**Problem to work on**
Copy all the data exactly, except the pictures.

+-------+

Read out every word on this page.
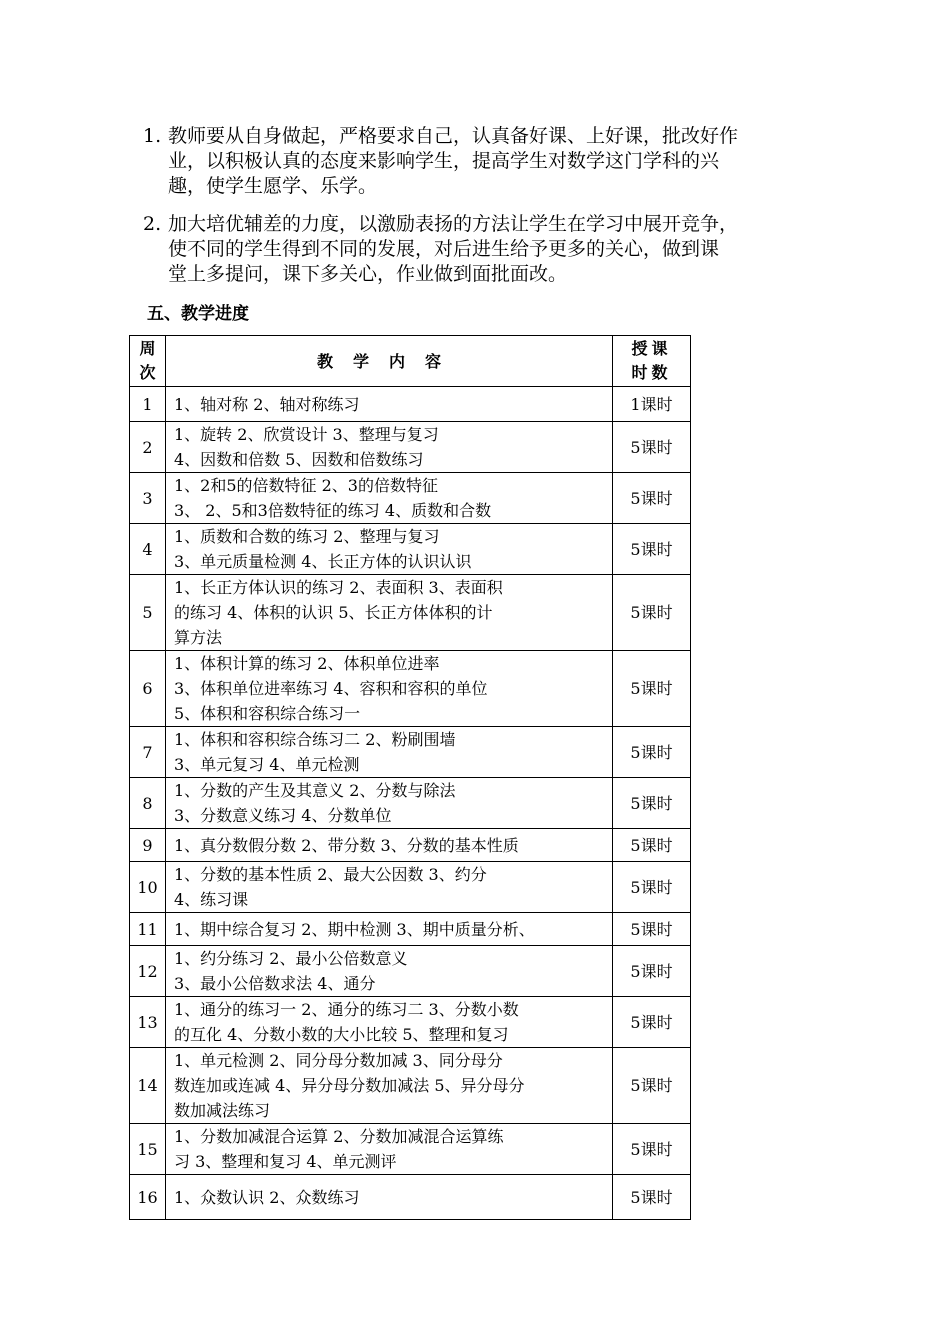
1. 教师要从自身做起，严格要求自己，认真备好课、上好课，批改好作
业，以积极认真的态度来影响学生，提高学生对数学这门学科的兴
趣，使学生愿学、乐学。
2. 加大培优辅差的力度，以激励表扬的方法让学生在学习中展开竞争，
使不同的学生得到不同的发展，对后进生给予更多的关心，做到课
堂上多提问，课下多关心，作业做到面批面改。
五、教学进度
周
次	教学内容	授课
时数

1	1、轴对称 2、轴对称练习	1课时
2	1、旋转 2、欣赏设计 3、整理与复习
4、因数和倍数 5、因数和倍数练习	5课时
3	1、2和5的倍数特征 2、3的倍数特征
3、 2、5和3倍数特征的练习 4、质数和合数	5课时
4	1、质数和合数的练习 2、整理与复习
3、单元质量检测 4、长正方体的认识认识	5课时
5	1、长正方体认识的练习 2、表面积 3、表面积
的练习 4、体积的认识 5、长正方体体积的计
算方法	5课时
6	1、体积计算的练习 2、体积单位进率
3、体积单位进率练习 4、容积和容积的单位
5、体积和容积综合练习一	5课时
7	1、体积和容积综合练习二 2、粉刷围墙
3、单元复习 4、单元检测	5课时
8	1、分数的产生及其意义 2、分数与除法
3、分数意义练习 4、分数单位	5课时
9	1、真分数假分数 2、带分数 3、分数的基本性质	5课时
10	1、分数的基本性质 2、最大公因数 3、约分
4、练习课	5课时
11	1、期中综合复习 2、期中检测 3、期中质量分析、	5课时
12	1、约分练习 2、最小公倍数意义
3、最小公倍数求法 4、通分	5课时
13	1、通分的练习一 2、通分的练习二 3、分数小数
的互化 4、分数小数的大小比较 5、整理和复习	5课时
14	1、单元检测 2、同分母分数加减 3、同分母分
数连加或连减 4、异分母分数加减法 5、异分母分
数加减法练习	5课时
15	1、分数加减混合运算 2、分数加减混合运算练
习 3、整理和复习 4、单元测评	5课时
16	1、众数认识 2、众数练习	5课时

+-------+

**Exercise result**
Read out every word on this page.
1. 教师要从自身做起，严格要求自己，认真备好课、上好课，批改好作
业，以积极认真的态度来影响学生，提高学生对数学这门学科的兴
趣，使学生愿学、乐学。
2. 加大培优辅差的力度，以激励表扬的方法让学生在学习中展开竞争，
使不同的学生得到不同的发展，对后进生给予更多的关心，做到课
堂上多提问，课下多关心，作业做到面批面改。
五、教学进度
周
次	教学内容	授课
时数

1	1、轴对称 2、轴对称练习	1课时
2	1、旋转 2、欣赏设计 3、整理与复习
4、因数和倍数 5、因数和倍数练习	5课时
3	1、2和5的倍数特征 2、3的倍数特征
3、 2、5和3倍数特征的练习 4、质数和合数	5课时
4	1、质数和合数的练习 2、整理与复习
3、单元质量检测 4、长正方体的认识认识	5课时
5	1、长正方体认识的练习 2、表面积 3、表面积
的练习 4、体积的认识 5、长正方体体积的计
算方法	5课时
6	1、体积计算的练习 2、体积单位进率
3、体积单位进率练习 4、容积和容积的单位
5、体积和容积综合练习一	5课时
7	1、体积和容积综合练习二 2、粉刷围墙
3、单元复习 4、单元检测	5课时
8	1、分数的产生及其意义 2、分数与除法
3、分数意义练习 4、分数单位	5课时
9	1、真分数假分数 2、带分数 3、分数的基本性质	5课时
10	1、分数的基本性质 2、最大公因数 3、约分
4、练习课	5课时
11	1、期中综合复习 2、期中检测 3、期中质量分析、	5课时
12	1、约分练习 2、最小公倍数意义
3、最小公倍数求法 4、通分	5课时
13	1、通分的练习一 2、通分的练习二 3、分数小数
的互化 4、分数小数的大小比较 5、整理和复习	5课时
14	1、单元检测 2、同分母分数加减 3、同分母分
数连加或连减 4、异分母分数加减法 5、异分母分
数加减法练习	5课时
15	1、分数加减混合运算 2、分数加减混合运算练
习 3、整理和复习 4、单元测评	5课时
16	1、众数认识 2、众数练习	5课时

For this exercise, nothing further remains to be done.